--- START OF Data in this exercise ---

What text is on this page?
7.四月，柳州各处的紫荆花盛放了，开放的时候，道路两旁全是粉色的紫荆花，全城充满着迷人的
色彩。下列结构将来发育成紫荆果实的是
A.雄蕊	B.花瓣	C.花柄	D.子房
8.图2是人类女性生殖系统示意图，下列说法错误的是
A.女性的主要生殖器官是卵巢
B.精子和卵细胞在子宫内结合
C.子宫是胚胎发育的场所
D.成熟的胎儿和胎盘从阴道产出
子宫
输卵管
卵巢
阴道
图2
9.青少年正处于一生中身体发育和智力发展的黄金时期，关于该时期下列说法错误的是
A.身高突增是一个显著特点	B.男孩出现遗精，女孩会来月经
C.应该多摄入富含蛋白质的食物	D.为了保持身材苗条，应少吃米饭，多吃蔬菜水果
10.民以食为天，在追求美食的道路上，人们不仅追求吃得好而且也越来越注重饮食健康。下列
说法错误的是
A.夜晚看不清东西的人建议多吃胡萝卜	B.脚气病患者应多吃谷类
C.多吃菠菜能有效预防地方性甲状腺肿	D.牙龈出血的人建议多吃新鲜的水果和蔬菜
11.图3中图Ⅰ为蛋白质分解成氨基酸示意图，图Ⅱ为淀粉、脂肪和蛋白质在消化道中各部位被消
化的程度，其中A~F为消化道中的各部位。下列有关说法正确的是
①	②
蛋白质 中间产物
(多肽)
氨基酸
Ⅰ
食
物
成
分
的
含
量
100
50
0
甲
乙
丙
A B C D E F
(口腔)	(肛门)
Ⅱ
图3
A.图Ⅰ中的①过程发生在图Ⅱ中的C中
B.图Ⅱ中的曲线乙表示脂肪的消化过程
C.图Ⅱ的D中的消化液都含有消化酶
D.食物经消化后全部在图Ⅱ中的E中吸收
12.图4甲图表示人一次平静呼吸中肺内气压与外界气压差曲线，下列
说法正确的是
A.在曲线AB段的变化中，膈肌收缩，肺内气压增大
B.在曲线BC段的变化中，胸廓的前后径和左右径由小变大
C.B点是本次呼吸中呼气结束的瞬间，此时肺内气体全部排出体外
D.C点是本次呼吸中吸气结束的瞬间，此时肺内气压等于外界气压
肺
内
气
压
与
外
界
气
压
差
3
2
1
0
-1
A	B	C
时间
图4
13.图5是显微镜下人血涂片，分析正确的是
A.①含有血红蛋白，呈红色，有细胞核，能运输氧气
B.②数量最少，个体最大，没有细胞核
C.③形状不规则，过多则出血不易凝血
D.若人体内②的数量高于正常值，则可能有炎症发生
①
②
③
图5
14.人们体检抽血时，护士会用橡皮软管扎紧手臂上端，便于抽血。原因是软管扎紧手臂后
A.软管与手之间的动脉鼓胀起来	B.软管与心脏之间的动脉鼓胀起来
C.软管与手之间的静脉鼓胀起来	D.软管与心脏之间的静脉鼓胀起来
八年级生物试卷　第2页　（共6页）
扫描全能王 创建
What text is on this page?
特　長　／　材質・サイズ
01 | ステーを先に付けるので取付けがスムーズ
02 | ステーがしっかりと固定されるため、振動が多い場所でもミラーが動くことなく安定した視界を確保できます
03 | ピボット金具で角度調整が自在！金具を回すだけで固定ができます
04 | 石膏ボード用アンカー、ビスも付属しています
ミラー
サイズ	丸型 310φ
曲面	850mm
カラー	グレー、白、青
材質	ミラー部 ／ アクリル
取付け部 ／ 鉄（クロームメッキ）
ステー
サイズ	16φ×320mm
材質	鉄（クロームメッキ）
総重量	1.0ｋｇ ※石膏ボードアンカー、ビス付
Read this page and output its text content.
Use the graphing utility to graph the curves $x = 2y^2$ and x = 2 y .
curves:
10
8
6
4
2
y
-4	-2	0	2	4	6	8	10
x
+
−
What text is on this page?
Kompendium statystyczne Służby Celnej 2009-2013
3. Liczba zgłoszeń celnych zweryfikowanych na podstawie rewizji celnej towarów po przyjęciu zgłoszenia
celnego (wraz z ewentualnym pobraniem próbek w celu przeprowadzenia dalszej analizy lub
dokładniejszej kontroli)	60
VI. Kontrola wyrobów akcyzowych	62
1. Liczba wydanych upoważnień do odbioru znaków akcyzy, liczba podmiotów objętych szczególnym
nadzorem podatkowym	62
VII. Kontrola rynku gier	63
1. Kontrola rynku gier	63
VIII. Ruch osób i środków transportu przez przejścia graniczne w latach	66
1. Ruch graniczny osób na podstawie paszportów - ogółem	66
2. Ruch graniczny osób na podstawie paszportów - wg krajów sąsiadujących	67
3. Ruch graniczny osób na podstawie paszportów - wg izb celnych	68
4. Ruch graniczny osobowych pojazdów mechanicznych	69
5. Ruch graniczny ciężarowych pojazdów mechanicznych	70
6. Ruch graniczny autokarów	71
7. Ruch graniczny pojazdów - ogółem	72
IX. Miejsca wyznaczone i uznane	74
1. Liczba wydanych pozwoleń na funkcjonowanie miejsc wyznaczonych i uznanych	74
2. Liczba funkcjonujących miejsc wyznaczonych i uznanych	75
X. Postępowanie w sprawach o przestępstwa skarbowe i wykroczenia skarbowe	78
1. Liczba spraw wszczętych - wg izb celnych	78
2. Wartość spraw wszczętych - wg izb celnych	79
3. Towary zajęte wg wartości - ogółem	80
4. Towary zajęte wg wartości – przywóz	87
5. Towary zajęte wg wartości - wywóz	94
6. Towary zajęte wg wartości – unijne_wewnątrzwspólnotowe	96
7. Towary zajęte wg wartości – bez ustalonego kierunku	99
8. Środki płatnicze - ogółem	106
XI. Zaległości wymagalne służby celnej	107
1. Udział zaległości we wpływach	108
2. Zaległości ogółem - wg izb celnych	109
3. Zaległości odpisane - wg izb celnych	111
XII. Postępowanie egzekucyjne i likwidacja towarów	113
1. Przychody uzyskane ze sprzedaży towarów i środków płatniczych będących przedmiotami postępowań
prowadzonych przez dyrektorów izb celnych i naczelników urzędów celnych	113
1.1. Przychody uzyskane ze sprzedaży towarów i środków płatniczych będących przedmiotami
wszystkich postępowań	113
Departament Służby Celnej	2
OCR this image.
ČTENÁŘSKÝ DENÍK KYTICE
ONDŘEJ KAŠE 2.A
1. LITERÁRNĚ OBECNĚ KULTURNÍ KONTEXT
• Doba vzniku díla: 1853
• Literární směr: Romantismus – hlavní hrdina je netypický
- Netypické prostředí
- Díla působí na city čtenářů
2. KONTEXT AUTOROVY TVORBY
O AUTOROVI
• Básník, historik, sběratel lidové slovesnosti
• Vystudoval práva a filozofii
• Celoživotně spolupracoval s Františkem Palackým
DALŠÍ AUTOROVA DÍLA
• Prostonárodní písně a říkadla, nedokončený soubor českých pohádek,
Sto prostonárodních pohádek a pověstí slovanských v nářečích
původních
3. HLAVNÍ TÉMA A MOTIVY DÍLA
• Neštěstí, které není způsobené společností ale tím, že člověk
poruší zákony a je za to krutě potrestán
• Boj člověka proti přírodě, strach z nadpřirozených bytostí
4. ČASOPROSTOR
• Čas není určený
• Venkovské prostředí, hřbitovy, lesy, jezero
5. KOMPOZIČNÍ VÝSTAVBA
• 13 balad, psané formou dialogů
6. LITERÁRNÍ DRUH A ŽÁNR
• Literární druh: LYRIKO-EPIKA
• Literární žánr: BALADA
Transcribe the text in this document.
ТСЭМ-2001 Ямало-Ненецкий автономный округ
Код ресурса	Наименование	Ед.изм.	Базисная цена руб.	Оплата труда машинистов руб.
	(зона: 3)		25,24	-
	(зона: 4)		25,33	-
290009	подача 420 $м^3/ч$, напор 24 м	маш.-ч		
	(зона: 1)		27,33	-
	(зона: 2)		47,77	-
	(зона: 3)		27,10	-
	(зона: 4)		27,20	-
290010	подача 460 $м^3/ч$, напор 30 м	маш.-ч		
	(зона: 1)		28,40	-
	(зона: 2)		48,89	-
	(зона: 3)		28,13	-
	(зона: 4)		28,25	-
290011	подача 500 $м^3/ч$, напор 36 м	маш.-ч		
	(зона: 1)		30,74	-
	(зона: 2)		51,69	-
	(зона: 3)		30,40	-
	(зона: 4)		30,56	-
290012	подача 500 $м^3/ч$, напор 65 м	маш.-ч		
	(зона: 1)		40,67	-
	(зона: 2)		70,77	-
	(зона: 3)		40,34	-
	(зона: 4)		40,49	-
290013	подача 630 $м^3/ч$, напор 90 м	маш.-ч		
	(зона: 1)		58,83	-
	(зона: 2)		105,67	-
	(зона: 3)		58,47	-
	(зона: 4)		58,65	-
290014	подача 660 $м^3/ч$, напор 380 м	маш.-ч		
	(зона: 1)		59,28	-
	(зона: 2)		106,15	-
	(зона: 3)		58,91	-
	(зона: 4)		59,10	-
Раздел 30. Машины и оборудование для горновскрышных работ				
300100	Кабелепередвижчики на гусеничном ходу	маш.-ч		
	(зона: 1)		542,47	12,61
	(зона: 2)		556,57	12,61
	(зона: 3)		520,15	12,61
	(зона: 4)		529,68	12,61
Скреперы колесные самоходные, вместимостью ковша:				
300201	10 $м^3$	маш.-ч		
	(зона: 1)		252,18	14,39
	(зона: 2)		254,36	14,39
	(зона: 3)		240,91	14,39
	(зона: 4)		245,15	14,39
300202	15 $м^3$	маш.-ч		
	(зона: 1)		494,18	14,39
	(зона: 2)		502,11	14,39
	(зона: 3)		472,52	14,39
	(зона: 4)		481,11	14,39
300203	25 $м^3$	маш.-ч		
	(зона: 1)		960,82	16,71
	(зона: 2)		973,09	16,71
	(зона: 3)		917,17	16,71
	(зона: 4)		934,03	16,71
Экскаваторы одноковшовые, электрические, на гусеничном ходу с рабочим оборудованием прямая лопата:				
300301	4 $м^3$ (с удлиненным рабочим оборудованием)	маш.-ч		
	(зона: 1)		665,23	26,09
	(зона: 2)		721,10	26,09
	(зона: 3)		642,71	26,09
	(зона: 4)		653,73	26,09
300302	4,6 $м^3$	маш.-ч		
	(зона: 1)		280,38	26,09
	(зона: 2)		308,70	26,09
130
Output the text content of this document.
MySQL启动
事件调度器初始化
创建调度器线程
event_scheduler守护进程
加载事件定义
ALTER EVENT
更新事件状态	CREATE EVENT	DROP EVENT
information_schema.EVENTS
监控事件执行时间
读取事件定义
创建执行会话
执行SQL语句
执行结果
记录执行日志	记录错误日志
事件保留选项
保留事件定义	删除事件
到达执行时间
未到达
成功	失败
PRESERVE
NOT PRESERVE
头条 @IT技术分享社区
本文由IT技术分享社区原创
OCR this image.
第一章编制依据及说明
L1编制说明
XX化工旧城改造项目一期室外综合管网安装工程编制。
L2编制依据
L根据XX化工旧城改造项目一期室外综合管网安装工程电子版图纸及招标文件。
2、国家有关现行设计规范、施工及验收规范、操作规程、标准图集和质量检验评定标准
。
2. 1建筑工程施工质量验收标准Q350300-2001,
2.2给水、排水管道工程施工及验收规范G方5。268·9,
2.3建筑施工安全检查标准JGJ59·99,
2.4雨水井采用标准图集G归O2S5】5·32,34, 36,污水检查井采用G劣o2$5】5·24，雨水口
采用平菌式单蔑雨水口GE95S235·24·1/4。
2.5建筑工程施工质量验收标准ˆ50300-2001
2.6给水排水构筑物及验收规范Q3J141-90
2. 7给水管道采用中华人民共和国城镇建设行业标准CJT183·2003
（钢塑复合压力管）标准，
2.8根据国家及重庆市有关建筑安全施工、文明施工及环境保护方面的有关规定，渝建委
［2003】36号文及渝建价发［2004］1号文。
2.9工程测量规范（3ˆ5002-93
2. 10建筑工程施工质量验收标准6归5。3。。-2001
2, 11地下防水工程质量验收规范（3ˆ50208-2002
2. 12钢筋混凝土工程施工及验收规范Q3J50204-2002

--- END OF Data in this exercise ---

• Short exercise: In the entries above, identify every line with the word "rynku". Copy those lines.

• Output for this task:
VII. Kontrola rynku gier	63
1. Kontrola rynku gier	63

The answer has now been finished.